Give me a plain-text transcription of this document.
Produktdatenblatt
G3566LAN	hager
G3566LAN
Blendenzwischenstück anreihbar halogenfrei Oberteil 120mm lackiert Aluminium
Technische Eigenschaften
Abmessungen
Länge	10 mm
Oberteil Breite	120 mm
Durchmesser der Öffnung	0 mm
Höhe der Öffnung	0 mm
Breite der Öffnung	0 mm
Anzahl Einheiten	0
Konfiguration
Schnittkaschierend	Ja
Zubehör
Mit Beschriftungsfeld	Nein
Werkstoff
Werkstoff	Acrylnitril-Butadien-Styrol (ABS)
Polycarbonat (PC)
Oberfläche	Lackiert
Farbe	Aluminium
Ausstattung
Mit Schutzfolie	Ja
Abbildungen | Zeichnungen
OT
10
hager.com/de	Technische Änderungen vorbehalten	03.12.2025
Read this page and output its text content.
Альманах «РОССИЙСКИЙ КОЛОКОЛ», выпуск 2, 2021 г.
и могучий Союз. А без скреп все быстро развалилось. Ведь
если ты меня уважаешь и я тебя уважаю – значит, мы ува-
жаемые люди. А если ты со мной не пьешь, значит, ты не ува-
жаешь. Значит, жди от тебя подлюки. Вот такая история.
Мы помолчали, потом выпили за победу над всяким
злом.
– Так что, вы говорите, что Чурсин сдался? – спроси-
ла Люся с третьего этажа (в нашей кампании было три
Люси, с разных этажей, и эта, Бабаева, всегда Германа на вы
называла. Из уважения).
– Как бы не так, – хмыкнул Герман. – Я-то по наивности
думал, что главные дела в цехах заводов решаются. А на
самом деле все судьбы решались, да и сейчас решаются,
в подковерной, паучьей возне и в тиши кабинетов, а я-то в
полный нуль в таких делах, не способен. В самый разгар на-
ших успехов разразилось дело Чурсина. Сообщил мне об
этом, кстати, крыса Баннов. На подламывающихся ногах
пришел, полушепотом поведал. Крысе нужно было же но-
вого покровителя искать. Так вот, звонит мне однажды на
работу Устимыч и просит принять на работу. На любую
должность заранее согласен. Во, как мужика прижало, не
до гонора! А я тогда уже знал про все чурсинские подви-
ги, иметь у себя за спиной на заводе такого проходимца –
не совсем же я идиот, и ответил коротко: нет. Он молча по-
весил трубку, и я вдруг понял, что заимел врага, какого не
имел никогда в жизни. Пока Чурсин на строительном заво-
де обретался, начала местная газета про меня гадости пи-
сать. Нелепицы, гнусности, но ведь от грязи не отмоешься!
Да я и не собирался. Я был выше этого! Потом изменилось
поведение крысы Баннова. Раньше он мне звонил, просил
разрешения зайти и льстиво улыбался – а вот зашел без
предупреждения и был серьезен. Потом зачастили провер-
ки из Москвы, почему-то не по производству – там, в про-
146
******************************
Copy all lines from the material that include "Öffnung".

▶ WRITTEN RESPONSE:
Durchmesser der Öffnung	0 mm
Höhe der Öffnung	0 mm
Breite der Öffnung	0 mm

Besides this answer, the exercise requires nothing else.